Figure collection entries
#####

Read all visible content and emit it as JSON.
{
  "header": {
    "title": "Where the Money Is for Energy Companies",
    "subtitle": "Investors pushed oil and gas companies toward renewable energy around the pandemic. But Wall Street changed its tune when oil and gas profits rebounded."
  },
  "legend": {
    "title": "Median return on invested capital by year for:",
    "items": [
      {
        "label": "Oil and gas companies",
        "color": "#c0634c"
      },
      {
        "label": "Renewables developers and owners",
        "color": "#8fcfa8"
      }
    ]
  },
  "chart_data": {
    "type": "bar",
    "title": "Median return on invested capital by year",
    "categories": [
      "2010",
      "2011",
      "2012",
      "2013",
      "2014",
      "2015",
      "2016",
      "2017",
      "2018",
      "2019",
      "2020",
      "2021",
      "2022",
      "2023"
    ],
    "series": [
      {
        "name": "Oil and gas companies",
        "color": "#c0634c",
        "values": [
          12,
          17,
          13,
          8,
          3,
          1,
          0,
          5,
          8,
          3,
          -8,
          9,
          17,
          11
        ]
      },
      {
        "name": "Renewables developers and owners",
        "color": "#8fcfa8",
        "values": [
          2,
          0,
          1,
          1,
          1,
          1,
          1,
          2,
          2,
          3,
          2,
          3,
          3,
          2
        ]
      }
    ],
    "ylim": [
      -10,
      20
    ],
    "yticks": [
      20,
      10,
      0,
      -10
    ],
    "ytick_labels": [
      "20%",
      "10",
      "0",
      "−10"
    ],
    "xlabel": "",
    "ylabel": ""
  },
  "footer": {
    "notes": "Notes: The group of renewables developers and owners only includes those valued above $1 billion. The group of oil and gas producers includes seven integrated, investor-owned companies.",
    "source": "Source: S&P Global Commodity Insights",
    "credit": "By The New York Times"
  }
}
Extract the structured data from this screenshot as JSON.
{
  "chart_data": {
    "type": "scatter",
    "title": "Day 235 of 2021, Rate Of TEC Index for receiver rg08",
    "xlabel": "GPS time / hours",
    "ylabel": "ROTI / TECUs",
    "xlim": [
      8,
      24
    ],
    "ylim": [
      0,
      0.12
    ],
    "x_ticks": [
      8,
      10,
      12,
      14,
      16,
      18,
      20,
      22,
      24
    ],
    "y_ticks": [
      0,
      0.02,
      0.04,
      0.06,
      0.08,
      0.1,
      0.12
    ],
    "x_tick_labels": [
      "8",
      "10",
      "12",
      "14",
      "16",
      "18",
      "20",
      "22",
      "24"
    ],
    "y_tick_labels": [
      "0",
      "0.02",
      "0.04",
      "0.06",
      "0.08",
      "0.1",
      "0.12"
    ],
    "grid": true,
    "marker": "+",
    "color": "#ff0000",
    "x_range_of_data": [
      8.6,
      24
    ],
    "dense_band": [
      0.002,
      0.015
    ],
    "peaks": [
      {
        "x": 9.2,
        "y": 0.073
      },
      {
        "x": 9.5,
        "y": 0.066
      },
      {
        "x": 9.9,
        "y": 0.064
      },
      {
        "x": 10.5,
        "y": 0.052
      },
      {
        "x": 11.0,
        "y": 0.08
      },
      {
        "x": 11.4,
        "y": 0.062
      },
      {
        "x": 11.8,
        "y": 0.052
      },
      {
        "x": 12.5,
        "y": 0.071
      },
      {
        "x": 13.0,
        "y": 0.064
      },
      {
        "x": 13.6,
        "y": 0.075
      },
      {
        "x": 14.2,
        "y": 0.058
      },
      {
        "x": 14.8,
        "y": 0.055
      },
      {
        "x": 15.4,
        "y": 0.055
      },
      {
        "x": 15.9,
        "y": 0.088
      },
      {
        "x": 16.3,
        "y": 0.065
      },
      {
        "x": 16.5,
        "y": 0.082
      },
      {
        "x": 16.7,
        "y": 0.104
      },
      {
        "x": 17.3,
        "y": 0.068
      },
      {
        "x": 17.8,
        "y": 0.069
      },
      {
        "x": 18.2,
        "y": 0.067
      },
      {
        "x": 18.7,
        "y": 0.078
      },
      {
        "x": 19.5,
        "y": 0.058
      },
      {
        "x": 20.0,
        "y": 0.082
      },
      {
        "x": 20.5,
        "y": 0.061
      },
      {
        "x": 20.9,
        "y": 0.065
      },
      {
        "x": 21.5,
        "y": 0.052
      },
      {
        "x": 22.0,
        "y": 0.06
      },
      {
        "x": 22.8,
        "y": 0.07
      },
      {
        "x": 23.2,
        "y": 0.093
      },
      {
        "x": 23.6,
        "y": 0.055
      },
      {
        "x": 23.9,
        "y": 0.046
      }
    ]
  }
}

#####

§ **Task directions**:
Locate the lines above that hold the word "capital". Show every one of them.

§ **Answer for this exercise**:
    "title": "Median return on invested capital by year for:",
    "title": "Median return on invested capital by year",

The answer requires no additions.